-- BEGIN Material shown --

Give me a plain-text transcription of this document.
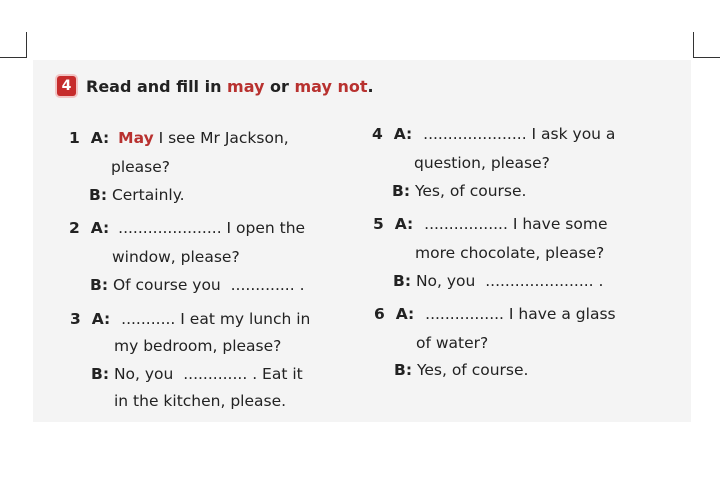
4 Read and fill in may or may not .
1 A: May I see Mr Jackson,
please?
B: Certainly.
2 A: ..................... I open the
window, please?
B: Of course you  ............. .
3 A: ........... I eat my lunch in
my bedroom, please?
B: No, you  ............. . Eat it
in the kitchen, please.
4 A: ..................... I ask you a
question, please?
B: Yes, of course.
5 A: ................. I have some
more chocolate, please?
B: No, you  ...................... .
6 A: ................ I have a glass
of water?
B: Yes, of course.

-- END Material shown --

Repeat the records above exactly, leaving out the pictures.

Give me a plain-text transcription of this document.
4 Read and fill in may or may not .
1 A: May I see Mr Jackson,
please?
B: Certainly.
2 A: ..................... I open the
window, please?
B: Of course you  ............. .
3 A: ........... I eat my lunch in
my bedroom, please?
B: No, you  ............. . Eat it
in the kitchen, please.
4 A: ..................... I ask you a
question, please?
B: Yes, of course.
5 A: ................. I have some
more chocolate, please?
B: No, you  ...................... .
6 A: ................ I have a glass
of water?
B: Yes, of course.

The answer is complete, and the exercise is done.